== SET TASK ==
Find and copy lines holding "insurance".

** START OF DATASET CONTENT **

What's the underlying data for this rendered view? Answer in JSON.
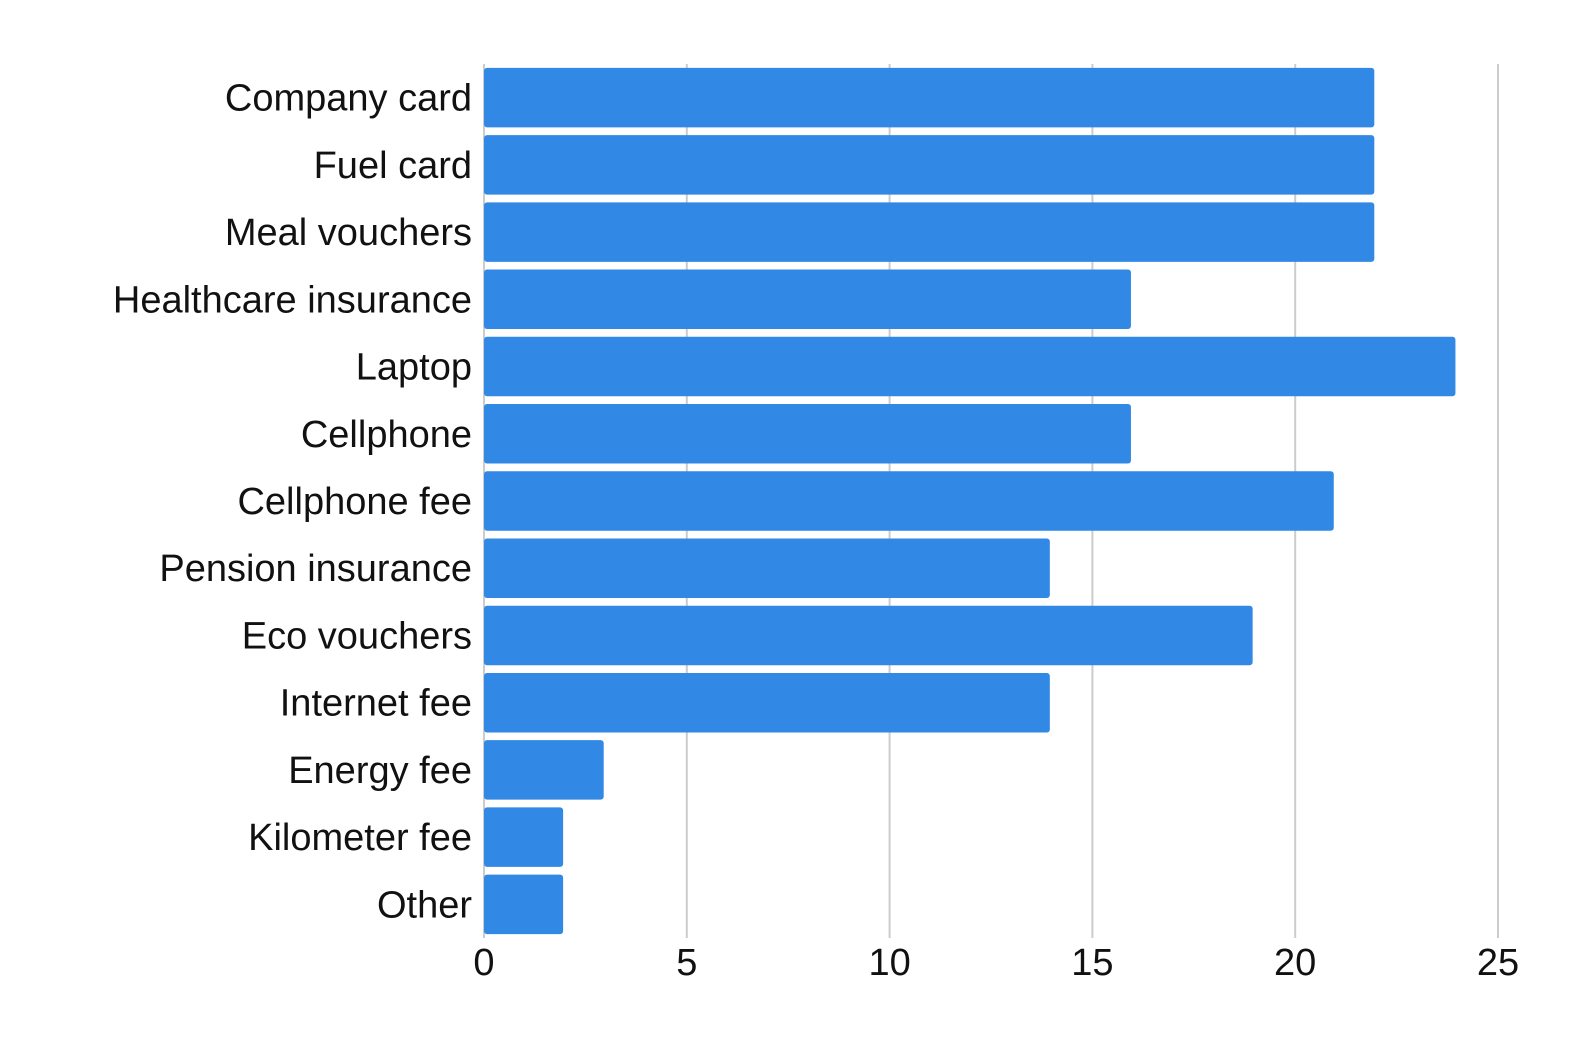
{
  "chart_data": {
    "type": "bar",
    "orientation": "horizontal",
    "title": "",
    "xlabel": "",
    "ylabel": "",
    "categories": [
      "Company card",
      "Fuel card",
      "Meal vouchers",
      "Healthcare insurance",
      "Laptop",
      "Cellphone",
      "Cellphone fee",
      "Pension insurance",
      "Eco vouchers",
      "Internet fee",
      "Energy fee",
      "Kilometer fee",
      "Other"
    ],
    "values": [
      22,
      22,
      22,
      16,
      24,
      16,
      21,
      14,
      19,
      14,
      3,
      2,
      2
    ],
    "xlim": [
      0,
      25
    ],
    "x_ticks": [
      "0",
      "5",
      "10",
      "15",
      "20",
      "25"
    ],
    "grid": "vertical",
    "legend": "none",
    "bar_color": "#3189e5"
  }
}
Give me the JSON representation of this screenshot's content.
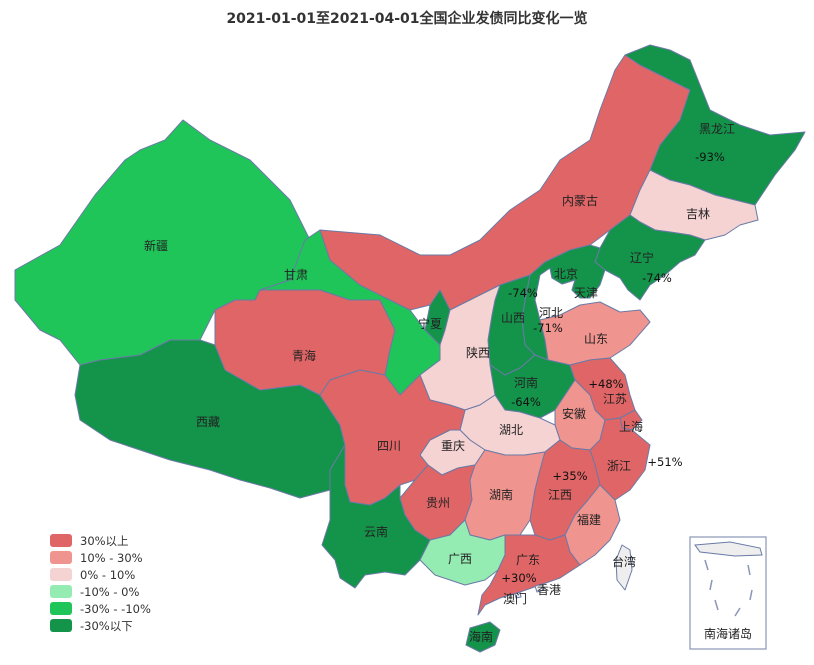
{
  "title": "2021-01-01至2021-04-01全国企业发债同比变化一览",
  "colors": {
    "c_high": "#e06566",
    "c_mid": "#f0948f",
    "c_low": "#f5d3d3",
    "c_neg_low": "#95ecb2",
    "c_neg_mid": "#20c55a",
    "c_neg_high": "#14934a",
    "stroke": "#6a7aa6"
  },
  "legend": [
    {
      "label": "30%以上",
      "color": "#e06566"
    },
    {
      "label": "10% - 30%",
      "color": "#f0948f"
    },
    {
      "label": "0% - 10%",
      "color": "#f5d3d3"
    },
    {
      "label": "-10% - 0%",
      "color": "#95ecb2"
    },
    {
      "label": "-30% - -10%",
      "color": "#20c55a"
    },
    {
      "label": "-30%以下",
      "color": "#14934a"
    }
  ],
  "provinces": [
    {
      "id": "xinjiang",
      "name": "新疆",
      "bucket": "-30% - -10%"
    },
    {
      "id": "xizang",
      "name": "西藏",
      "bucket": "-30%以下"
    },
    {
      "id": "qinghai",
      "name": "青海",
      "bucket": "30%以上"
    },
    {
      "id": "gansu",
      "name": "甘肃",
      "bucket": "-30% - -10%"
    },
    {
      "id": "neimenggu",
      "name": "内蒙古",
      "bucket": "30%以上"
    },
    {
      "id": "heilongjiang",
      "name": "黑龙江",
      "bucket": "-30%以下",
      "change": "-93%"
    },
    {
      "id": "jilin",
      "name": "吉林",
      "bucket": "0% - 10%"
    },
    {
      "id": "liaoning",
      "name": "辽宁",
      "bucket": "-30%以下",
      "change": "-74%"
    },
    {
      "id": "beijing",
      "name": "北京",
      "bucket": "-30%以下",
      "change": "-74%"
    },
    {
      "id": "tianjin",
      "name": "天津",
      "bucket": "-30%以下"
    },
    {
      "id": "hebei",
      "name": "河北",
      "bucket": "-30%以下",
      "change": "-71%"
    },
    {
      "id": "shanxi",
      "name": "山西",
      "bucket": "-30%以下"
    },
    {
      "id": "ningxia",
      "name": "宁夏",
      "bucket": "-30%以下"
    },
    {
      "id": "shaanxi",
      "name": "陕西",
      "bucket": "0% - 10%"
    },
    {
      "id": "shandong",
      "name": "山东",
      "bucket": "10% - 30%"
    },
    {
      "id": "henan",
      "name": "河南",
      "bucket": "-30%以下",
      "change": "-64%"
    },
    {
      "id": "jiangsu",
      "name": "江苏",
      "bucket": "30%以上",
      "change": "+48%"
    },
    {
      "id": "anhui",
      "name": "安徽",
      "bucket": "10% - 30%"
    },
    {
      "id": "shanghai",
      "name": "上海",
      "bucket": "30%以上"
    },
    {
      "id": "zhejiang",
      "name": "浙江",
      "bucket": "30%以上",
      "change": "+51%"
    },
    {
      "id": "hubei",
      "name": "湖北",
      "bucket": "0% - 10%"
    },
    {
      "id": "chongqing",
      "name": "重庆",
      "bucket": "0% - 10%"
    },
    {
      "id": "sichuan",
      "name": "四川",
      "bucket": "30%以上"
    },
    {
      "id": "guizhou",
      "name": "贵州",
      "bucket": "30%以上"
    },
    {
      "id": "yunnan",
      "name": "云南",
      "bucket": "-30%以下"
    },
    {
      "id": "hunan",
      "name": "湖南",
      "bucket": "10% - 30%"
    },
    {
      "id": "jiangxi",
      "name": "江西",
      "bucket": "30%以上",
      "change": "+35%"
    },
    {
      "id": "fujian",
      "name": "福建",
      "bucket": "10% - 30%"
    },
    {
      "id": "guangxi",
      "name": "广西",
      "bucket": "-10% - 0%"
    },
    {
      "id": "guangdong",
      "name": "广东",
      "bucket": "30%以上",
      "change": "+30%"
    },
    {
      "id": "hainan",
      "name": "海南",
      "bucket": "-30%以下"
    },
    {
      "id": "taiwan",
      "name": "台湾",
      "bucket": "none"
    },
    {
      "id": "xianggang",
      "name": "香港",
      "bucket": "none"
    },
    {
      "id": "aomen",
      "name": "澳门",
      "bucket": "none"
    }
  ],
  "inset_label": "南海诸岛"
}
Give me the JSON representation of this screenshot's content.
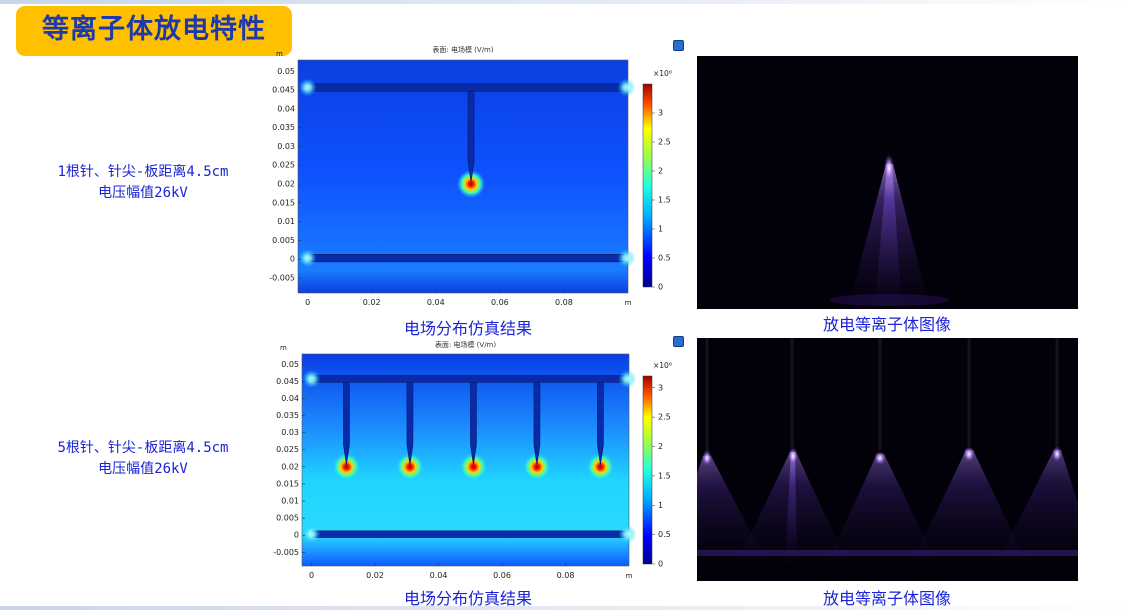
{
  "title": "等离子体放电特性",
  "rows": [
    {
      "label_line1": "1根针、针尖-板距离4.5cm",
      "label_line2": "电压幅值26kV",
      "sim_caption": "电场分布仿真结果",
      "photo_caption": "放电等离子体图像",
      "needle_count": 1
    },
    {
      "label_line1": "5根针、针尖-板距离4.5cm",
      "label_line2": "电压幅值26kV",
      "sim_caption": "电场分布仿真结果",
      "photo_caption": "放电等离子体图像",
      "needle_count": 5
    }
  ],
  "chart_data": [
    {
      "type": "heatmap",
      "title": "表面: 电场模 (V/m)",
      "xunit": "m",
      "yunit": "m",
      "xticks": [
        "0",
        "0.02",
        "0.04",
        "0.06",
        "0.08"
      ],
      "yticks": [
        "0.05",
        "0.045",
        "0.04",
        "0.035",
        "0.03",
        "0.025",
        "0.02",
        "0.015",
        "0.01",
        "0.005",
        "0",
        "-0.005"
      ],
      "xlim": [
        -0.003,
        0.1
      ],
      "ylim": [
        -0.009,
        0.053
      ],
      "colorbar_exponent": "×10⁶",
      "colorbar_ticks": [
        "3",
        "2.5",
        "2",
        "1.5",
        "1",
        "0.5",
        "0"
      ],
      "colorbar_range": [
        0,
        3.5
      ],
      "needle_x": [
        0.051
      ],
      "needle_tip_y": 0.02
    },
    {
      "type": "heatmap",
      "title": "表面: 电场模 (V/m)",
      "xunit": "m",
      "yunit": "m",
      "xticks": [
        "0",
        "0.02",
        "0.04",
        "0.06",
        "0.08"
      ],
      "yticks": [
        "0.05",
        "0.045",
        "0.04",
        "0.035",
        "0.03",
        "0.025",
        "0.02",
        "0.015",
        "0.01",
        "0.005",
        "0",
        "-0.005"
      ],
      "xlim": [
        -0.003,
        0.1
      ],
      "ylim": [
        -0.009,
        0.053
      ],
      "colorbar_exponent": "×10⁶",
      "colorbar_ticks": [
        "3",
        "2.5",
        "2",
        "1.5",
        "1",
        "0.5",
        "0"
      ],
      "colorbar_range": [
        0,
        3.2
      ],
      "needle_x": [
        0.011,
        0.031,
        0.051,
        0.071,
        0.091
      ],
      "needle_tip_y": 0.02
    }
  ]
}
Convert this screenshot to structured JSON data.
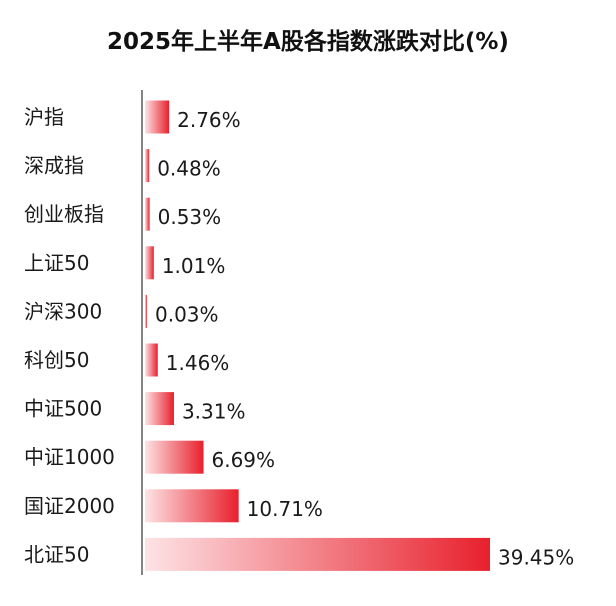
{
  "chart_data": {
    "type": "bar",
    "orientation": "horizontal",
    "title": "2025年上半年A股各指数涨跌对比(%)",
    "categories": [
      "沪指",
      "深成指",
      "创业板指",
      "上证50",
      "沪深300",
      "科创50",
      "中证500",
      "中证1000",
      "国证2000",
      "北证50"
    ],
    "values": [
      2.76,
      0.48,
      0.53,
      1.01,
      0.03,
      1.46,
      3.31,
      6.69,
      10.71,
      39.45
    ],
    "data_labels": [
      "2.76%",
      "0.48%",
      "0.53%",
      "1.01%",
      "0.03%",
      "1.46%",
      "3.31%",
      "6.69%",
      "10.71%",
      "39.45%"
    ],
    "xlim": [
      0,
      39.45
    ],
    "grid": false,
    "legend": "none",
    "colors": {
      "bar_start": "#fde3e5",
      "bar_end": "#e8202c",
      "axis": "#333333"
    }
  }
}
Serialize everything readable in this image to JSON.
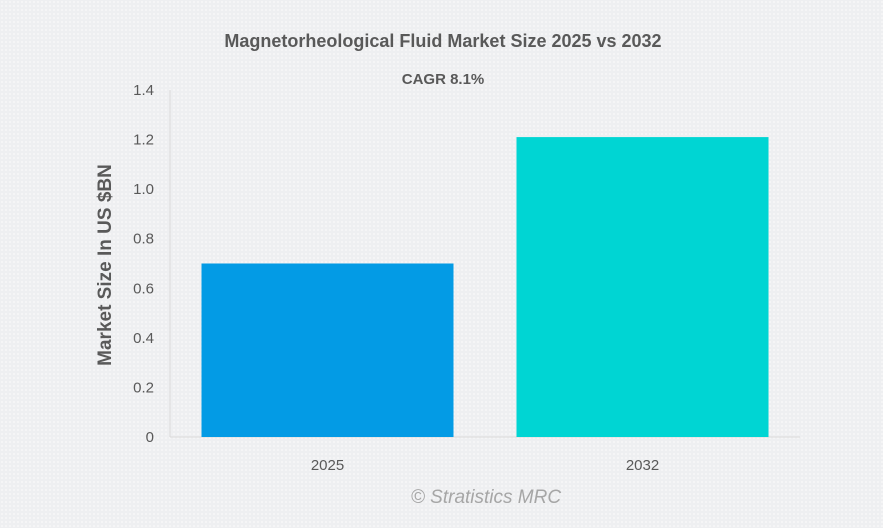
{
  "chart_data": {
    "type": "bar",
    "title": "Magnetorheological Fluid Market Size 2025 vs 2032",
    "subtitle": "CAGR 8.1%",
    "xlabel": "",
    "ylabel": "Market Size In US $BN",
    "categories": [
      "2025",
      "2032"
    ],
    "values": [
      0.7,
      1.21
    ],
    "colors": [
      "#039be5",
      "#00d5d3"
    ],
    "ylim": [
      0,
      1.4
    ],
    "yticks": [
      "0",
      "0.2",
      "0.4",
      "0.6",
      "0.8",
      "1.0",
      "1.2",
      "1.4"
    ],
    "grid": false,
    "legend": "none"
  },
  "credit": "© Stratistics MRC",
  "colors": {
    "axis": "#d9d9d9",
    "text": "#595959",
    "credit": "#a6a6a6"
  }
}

** END OF DATASET CONTENT **

== EXERCISE OUTPUT ==
      "Healthcare insurance",
      "Pension insurance",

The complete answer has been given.